'''

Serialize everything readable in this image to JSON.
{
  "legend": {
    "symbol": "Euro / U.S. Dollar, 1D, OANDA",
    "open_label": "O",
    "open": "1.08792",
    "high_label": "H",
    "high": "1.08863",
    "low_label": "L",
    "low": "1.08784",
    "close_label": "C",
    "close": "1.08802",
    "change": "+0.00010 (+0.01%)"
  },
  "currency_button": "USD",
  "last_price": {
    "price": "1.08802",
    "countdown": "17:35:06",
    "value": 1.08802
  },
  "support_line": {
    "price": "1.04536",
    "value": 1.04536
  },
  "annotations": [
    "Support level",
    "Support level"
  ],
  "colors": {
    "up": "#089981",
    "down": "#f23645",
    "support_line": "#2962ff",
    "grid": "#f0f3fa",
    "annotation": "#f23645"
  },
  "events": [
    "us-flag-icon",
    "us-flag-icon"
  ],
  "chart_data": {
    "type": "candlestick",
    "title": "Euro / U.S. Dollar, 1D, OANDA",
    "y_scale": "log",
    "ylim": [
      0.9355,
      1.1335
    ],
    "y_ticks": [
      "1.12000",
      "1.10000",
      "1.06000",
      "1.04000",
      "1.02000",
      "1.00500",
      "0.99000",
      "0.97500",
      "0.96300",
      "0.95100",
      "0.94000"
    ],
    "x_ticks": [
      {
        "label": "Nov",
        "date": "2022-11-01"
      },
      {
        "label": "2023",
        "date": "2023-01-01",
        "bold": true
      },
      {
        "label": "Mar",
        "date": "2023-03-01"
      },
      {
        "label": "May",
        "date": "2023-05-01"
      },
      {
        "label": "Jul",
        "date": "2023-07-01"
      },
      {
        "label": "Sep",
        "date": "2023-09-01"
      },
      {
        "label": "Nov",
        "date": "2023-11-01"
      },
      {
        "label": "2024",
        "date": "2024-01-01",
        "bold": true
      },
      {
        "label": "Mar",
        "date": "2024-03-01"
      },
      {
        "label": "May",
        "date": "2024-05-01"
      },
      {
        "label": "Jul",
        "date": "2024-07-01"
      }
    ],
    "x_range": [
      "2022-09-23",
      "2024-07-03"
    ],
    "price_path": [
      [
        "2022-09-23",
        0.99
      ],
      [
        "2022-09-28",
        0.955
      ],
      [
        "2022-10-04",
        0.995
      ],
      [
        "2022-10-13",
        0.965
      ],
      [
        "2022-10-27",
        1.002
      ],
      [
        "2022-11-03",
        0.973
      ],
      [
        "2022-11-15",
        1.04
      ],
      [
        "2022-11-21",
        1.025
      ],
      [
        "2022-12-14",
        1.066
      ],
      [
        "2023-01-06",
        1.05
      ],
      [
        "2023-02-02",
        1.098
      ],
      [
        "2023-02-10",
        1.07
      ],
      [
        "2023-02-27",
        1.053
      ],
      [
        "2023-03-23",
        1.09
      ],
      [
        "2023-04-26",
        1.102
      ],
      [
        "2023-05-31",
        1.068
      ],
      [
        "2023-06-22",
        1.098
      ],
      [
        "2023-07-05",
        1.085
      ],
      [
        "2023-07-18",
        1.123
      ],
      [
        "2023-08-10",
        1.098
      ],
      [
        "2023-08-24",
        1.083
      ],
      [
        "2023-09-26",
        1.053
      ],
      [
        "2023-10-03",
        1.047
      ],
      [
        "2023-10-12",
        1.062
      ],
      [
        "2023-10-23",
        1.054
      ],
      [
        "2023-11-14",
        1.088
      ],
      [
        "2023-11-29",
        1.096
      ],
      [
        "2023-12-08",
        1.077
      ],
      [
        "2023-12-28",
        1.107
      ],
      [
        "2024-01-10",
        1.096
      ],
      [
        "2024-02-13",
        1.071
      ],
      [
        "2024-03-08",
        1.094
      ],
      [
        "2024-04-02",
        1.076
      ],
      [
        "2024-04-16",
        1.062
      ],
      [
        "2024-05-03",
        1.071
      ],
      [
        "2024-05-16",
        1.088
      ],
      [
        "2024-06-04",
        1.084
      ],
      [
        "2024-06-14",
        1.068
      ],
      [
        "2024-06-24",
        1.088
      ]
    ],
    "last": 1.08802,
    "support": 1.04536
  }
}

'''

• **Short problem**
Reproduce the full listing exactly.

• **Result of this exercise**
Serialize everything readable in this image to JSON.
{
  "legend": {
    "symbol": "Euro / U.S. Dollar, 1D, OANDA",
    "open_label": "O",
    "open": "1.08792",
    "high_label": "H",
    "high": "1.08863",
    "low_label": "L",
    "low": "1.08784",
    "close_label": "C",
    "close": "1.08802",
    "change": "+0.00010 (+0.01%)"
  },
  "currency_button": "USD",
  "last_price": {
    "price": "1.08802",
    "countdown": "17:35:06",
    "value": 1.08802
  },
  "support_line": {
    "price": "1.04536",
    "value": 1.04536
  },
  "annotations": [
    "Support level",
    "Support level"
  ],
  "colors": {
    "up": "#089981",
    "down": "#f23645",
    "support_line": "#2962ff",
    "grid": "#f0f3fa",
    "annotation": "#f23645"
  },
  "events": [
    "us-flag-icon",
    "us-flag-icon"
  ],
  "chart_data": {
    "type": "candlestick",
    "title": "Euro / U.S. Dollar, 1D, OANDA",
    "y_scale": "log",
    "ylim": [
      0.9355,
      1.1335
    ],
    "y_ticks": [
      "1.12000",
      "1.10000",
      "1.06000",
      "1.04000",
      "1.02000",
      "1.00500",
      "0.99000",
      "0.97500",
      "0.96300",
      "0.95100",
      "0.94000"
    ],
    "x_ticks": [
      {
        "label": "Nov",
        "date": "2022-11-01"
      },
      {
        "label": "2023",
        "date": "2023-01-01",
        "bold": true
      },
      {
        "label": "Mar",
        "date": "2023-03-01"
      },
      {
        "label": "May",
        "date": "2023-05-01"
      },
      {
        "label": "Jul",
        "date": "2023-07-01"
      },
      {
        "label": "Sep",
        "date": "2023-09-01"
      },
      {
        "label": "Nov",
        "date": "2023-11-01"
      },
      {
        "label": "2024",
        "date": "2024-01-01",
        "bold": true
      },
      {
        "label": "Mar",
        "date": "2024-03-01"
      },
      {
        "label": "May",
        "date": "2024-05-01"
      },
      {
        "label": "Jul",
        "date": "2024-07-01"
      }
    ],
    "x_range": [
      "2022-09-23",
      "2024-07-03"
    ],
    "price_path": [
      [
        "2022-09-23",
        0.99
      ],
      [
        "2022-09-28",
        0.955
      ],
      [
        "2022-10-04",
        0.995
      ],
      [
        "2022-10-13",
        0.965
      ],
      [
        "2022-10-27",
        1.002
      ],
      [
        "2022-11-03",
        0.973
      ],
      [
        "2022-11-15",
        1.04
      ],
      [
        "2022-11-21",
        1.025
      ],
      [
        "2022-12-14",
        1.066
      ],
      [
        "2023-01-06",
        1.05
      ],
      [
        "2023-02-02",
        1.098
      ],
      [
        "2023-02-10",
        1.07
      ],
      [
        "2023-02-27",
        1.053
      ],
      [
        "2023-03-23",
        1.09
      ],
      [
        "2023-04-26",
        1.102
      ],
      [
        "2023-05-31",
        1.068
      ],
      [
        "2023-06-22",
        1.098
      ],
      [
        "2023-07-05",
        1.085
      ],
      [
        "2023-07-18",
        1.123
      ],
      [
        "2023-08-10",
        1.098
      ],
      [
        "2023-08-24",
        1.083
      ],
      [
        "2023-09-26",
        1.053
      ],
      [
        "2023-10-03",
        1.047
      ],
      [
        "2023-10-12",
        1.062
      ],
      [
        "2023-10-23",
        1.054
      ],
      [
        "2023-11-14",
        1.088
      ],
      [
        "2023-11-29",
        1.096
      ],
      [
        "2023-12-08",
        1.077
      ],
      [
        "2023-12-28",
        1.107
      ],
      [
        "2024-01-10",
        1.096
      ],
      [
        "2024-02-13",
        1.071
      ],
      [
        "2024-03-08",
        1.094
      ],
      [
        "2024-04-02",
        1.076
      ],
      [
        "2024-04-16",
        1.062
      ],
      [
        "2024-05-03",
        1.071
      ],
      [
        "2024-05-16",
        1.088
      ],
      [
        "2024-06-04",
        1.084
      ],
      [
        "2024-06-14",
        1.068
      ],
      [
        "2024-06-24",
        1.088
      ]
    ],
    "last": 1.08802,
    "support": 1.04536
  }
}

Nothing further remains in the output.